-- Begin Available data --

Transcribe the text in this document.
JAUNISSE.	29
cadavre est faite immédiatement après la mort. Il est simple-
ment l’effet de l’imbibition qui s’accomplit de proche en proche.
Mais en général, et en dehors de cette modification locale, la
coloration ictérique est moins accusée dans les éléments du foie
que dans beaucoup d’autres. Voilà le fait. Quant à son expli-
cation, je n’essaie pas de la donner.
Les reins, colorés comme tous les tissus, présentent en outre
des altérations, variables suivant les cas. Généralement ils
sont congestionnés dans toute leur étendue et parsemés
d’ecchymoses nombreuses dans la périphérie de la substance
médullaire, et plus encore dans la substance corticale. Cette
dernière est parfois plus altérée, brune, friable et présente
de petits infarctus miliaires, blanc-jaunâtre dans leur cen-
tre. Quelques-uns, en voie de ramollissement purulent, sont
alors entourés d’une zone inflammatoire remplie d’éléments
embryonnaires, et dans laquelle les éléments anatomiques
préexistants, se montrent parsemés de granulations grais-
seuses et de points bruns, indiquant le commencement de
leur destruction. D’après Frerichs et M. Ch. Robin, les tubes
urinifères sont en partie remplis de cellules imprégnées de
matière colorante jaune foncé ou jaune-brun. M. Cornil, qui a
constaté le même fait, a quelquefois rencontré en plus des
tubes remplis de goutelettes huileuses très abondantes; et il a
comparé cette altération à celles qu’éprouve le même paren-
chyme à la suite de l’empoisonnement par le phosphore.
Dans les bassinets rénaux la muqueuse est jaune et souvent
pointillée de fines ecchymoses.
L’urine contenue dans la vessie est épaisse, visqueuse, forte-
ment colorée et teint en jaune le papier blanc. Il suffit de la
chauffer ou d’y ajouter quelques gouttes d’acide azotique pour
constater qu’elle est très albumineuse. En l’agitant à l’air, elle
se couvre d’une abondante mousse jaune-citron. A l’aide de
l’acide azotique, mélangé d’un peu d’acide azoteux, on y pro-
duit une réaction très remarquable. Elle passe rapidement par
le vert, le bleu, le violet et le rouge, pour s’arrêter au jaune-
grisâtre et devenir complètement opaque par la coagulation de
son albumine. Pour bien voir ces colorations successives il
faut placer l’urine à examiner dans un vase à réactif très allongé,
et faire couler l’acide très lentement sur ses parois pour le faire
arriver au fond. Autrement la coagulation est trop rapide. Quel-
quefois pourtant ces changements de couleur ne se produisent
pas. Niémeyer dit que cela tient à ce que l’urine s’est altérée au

-- End Available data --

- **Instructions to follow**
Find every line in the records above that holds the word "azotique", and copy each one.

- **Correct output**
chauffer ou d’y ajouter quelques gouttes d’acide azotique pour
l’acide azotique, mélangé d’un peu d’acide azoteux, on y pro-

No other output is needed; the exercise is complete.